Select every line containing the word "object" from the material, and copy those lines.

__________________________________________________

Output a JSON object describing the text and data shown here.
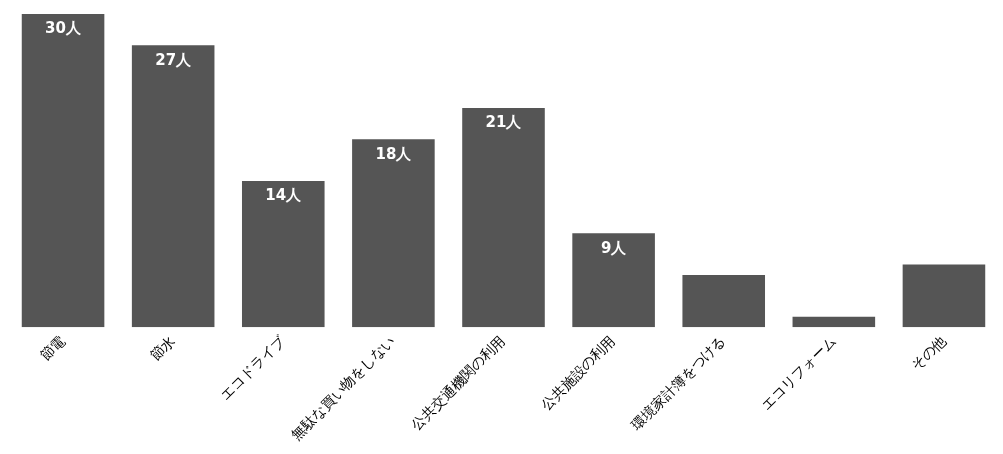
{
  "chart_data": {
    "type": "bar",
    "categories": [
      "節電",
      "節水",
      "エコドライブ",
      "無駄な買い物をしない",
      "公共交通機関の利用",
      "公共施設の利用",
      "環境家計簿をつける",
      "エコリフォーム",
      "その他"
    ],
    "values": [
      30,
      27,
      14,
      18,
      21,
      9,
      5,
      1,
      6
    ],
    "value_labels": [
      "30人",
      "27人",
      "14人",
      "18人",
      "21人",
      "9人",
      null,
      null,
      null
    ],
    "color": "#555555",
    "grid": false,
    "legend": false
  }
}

__________________________________________________

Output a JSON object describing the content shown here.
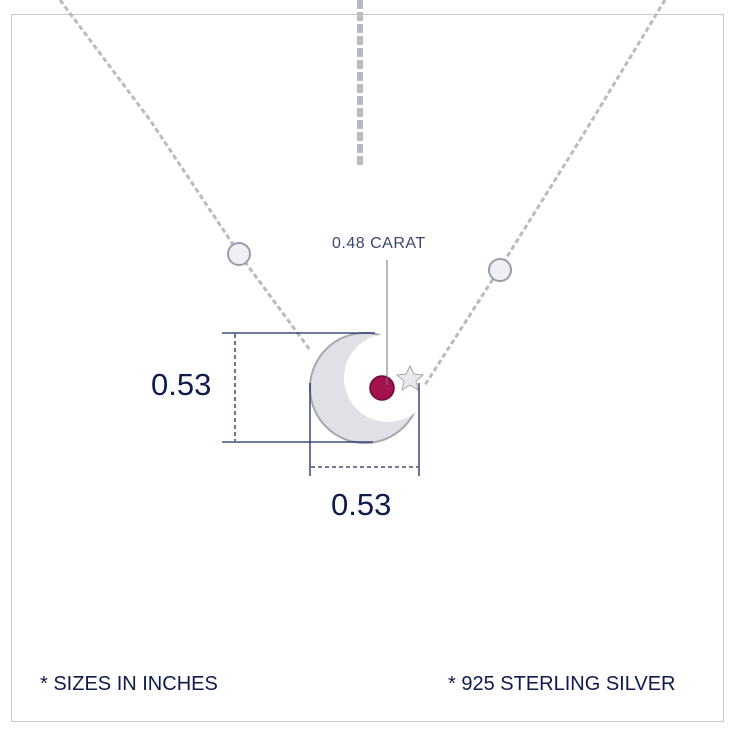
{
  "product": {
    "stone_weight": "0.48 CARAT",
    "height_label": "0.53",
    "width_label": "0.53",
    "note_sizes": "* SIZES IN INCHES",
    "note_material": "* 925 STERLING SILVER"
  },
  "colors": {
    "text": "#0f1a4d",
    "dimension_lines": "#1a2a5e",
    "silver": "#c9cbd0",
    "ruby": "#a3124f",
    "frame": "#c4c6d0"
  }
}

__________________________________________________

● Written reply
Output a JSON object describing the text and data shown here.
Output a JSON object describing the content shown here.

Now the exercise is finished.